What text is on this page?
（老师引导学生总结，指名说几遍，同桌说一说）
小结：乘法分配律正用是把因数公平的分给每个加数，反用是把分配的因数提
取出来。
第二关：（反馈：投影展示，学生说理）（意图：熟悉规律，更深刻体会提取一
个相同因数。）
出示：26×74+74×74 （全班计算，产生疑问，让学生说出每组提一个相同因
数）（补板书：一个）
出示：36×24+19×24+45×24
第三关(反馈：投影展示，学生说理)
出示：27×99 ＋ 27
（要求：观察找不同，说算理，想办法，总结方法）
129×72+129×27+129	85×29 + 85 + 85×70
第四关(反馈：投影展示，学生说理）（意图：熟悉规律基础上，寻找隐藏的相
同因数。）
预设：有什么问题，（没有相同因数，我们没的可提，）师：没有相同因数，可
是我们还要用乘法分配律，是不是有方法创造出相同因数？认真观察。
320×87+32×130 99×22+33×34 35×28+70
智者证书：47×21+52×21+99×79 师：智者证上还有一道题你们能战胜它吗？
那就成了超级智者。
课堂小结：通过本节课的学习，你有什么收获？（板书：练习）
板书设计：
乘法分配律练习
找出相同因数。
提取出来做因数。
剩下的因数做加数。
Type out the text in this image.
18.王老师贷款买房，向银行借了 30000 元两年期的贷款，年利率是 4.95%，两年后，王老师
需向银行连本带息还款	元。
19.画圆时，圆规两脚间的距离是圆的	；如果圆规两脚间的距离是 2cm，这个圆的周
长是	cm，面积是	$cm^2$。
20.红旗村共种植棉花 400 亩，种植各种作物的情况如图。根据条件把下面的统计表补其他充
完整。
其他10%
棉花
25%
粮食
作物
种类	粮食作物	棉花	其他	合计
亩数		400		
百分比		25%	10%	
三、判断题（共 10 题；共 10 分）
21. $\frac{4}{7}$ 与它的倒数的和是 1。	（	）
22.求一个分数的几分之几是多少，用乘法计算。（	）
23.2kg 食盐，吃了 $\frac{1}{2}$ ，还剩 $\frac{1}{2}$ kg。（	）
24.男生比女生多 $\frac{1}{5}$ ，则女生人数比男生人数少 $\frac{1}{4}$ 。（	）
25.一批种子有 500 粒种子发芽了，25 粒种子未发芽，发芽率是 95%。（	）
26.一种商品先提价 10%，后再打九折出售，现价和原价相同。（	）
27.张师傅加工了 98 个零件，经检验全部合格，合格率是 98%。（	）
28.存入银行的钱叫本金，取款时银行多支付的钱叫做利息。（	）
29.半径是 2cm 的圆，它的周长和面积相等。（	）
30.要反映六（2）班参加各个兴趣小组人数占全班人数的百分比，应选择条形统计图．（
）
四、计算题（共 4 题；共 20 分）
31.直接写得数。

------------------------------------------------

## Direction
Extract exactly the lines between the line containing "Type out the text in this image." and the end of the data, including both.

## Problem solution
Type out the text in this image.
18.王老师贷款买房，向银行借了 30000 元两年期的贷款，年利率是 4.95%，两年后，王老师
需向银行连本带息还款	元。
19.画圆时，圆规两脚间的距离是圆的	；如果圆规两脚间的距离是 2cm，这个圆的周
长是	cm，面积是	$cm^2$。
20.红旗村共种植棉花 400 亩，种植各种作物的情况如图。根据条件把下面的统计表补其他充
完整。
其他10%
棉花
25%
粮食
作物
种类	粮食作物	棉花	其他	合计
亩数		400		
百分比		25%	10%	
三、判断题（共 10 题；共 10 分）
21. $\frac{4}{7}$ 与它的倒数的和是 1。	（	）
22.求一个分数的几分之几是多少，用乘法计算。（	）
23.2kg 食盐，吃了 $\frac{1}{2}$ ，还剩 $\frac{1}{2}$ kg。（	）
24.男生比女生多 $\frac{1}{5}$ ，则女生人数比男生人数少 $\frac{1}{4}$ 。（	）
25.一批种子有 500 粒种子发芽了，25 粒种子未发芽，发芽率是 95%。（	）
26.一种商品先提价 10%，后再打九折出售，现价和原价相同。（	）
27.张师傅加工了 98 个零件，经检验全部合格，合格率是 98%。（	）
28.存入银行的钱叫本金，取款时银行多支付的钱叫做利息。（	）
29.半径是 2cm 的圆，它的周长和面积相等。（	）
30.要反映六（2）班参加各个兴趣小组人数占全班人数的百分比，应选择条形统计图．（
）
四、计算题（共 4 题；共 20 分）
31.直接写得数。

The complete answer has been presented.